Task goal =>
From the listing below, extract each line containing the string "JSON".

-- Begin Provided material --

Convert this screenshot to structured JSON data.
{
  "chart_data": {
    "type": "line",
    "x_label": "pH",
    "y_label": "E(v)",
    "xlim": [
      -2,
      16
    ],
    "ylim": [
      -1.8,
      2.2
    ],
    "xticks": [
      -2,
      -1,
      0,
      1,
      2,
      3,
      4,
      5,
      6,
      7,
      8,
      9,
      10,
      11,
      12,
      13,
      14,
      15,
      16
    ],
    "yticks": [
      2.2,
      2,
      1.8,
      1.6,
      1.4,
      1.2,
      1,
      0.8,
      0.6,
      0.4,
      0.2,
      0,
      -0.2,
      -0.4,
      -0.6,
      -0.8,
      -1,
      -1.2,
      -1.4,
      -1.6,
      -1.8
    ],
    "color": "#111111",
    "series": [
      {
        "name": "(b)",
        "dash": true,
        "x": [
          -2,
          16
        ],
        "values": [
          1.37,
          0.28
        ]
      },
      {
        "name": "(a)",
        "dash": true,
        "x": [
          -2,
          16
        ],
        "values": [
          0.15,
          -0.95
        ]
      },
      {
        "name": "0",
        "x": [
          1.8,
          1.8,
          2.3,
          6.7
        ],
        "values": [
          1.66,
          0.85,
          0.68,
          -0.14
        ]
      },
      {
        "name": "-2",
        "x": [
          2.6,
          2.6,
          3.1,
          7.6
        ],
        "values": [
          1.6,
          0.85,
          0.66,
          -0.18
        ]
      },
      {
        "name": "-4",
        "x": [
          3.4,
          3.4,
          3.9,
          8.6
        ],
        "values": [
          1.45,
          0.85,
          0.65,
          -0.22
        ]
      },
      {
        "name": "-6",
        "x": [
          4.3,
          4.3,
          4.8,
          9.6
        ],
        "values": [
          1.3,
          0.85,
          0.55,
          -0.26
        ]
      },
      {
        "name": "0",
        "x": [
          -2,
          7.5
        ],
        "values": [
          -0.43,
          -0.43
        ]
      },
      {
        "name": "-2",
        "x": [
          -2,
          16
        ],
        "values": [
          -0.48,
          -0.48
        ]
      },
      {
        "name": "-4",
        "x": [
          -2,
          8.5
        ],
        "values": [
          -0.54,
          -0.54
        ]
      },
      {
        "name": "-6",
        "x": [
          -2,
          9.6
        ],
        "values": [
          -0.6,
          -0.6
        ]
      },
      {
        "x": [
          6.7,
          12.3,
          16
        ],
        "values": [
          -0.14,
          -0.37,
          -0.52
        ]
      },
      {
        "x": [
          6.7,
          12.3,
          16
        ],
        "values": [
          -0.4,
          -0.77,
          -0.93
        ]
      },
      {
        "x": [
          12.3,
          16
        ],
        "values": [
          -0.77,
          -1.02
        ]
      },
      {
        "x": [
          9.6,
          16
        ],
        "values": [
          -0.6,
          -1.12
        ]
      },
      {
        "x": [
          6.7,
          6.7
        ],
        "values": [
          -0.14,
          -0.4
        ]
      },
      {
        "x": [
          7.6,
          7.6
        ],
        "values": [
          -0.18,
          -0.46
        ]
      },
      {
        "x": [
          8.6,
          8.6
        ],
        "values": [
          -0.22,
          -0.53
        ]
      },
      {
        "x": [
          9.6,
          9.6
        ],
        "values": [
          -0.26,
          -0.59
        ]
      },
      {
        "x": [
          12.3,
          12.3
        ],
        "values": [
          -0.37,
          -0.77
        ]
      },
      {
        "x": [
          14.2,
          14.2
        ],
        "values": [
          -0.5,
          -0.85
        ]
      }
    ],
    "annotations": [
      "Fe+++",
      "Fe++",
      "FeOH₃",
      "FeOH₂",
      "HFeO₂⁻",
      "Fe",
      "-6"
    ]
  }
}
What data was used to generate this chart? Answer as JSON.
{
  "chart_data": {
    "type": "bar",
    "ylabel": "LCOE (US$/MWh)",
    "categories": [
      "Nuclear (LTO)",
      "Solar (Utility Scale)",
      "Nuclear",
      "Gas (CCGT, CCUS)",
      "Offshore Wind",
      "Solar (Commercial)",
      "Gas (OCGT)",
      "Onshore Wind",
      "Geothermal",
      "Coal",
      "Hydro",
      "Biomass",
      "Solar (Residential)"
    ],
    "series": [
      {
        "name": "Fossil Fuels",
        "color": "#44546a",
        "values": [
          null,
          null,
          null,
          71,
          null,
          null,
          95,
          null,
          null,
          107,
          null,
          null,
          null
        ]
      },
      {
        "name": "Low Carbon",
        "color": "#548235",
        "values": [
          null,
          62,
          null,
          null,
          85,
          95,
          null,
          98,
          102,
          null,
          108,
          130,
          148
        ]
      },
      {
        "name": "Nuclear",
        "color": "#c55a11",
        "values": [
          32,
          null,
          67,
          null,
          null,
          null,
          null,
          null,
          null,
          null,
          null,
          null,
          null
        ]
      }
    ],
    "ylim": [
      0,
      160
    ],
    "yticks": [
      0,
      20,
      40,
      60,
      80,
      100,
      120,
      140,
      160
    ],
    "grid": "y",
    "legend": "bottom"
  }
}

-- End Provided material --

Exercise output =>
Convert this screenshot to structured JSON data.
What data was used to generate this chart? Answer as JSON.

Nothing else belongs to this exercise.